## WHAT THIS TASK INVOLVES
Please retype every entry below, keeping it exactly the same.
── DATA SUPPLIED
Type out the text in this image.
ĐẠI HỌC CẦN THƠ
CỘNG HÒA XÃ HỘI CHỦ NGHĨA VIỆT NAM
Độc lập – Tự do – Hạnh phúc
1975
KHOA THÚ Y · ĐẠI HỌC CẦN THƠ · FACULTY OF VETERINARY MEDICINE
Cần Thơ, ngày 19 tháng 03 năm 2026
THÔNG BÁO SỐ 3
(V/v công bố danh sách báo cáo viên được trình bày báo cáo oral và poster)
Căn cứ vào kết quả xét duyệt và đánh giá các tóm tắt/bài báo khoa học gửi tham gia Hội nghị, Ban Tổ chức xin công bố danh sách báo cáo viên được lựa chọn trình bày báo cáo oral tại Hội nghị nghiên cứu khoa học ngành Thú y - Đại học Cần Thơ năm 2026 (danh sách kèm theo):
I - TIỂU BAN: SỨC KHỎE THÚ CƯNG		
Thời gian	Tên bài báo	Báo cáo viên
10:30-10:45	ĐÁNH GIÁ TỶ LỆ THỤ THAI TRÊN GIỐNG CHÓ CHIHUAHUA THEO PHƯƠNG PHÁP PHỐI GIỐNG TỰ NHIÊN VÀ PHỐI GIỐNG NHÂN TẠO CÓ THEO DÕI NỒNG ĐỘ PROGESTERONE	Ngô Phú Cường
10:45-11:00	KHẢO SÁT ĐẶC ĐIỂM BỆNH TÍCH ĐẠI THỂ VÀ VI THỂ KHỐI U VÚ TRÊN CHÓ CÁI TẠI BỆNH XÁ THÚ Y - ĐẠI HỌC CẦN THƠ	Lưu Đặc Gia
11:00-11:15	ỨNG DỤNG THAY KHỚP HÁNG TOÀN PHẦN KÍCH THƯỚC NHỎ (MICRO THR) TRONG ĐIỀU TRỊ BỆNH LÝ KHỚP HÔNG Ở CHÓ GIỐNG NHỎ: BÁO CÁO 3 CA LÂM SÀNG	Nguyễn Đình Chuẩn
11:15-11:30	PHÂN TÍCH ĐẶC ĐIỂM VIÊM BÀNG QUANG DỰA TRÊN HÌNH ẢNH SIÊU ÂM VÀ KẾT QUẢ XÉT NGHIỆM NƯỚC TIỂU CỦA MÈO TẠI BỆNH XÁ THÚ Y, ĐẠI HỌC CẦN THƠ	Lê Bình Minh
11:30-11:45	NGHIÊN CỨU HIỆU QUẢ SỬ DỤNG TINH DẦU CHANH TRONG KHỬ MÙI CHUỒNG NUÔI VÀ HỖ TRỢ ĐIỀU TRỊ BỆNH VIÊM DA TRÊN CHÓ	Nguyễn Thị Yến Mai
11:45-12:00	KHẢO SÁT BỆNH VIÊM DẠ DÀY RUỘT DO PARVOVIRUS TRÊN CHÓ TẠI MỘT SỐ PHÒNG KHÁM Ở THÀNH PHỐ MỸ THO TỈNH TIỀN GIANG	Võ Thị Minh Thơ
────
## YOUR RESPONSE
Type out the text in this image.
ĐẠI HỌC CẦN THƠ
CỘNG HÒA XÃ HỘI CHỦ NGHĨA VIỆT NAM
Độc lập – Tự do – Hạnh phúc
1975
KHOA THÚ Y · ĐẠI HỌC CẦN THƠ · FACULTY OF VETERINARY MEDICINE
Cần Thơ, ngày 19 tháng 03 năm 2026
THÔNG BÁO SỐ 3
(V/v công bố danh sách báo cáo viên được trình bày báo cáo oral và poster)
Căn cứ vào kết quả xét duyệt và đánh giá các tóm tắt/bài báo khoa học gửi tham gia Hội nghị, Ban Tổ chức xin công bố danh sách báo cáo viên được lựa chọn trình bày báo cáo oral tại Hội nghị nghiên cứu khoa học ngành Thú y - Đại học Cần Thơ năm 2026 (danh sách kèm theo):
I - TIỂU BAN: SỨC KHỎE THÚ CƯNG		
Thời gian	Tên bài báo	Báo cáo viên
10:30-10:45	ĐÁNH GIÁ TỶ LỆ THỤ THAI TRÊN GIỐNG CHÓ CHIHUAHUA THEO PHƯƠNG PHÁP PHỐI GIỐNG TỰ NHIÊN VÀ PHỐI GIỐNG NHÂN TẠO CÓ THEO DÕI NỒNG ĐỘ PROGESTERONE	Ngô Phú Cường
10:45-11:00	KHẢO SÁT ĐẶC ĐIỂM BỆNH TÍCH ĐẠI THỂ VÀ VI THỂ KHỐI U VÚ TRÊN CHÓ CÁI TẠI BỆNH XÁ THÚ Y - ĐẠI HỌC CẦN THƠ	Lưu Đặc Gia
11:00-11:15	ỨNG DỤNG THAY KHỚP HÁNG TOÀN PHẦN KÍCH THƯỚC NHỎ (MICRO THR) TRONG ĐIỀU TRỊ BỆNH LÝ KHỚP HÔNG Ở CHÓ GIỐNG NHỎ: BÁO CÁO 3 CA LÂM SÀNG	Nguyễn Đình Chuẩn
11:15-11:30	PHÂN TÍCH ĐẶC ĐIỂM VIÊM BÀNG QUANG DỰA TRÊN HÌNH ẢNH SIÊU ÂM VÀ KẾT QUẢ XÉT NGHIỆM NƯỚC TIỂU CỦA MÈO TẠI BỆNH XÁ THÚ Y, ĐẠI HỌC CẦN THƠ	Lê Bình Minh
11:30-11:45	NGHIÊN CỨU HIỆU QUẢ SỬ DỤNG TINH DẦU CHANH TRONG KHỬ MÙI CHUỒNG NUÔI VÀ HỖ TRỢ ĐIỀU TRỊ BỆNH VIÊM DA TRÊN CHÓ	Nguyễn Thị Yến Mai
11:45-12:00	KHẢO SÁT BỆNH VIÊM DẠ DÀY RUỘT DO PARVOVIRUS TRÊN CHÓ TẠI MỘT SỐ PHÒNG KHÁM Ở THÀNH PHỐ MỸ THO TỈNH TIỀN GIANG	Võ Thị Minh Thơ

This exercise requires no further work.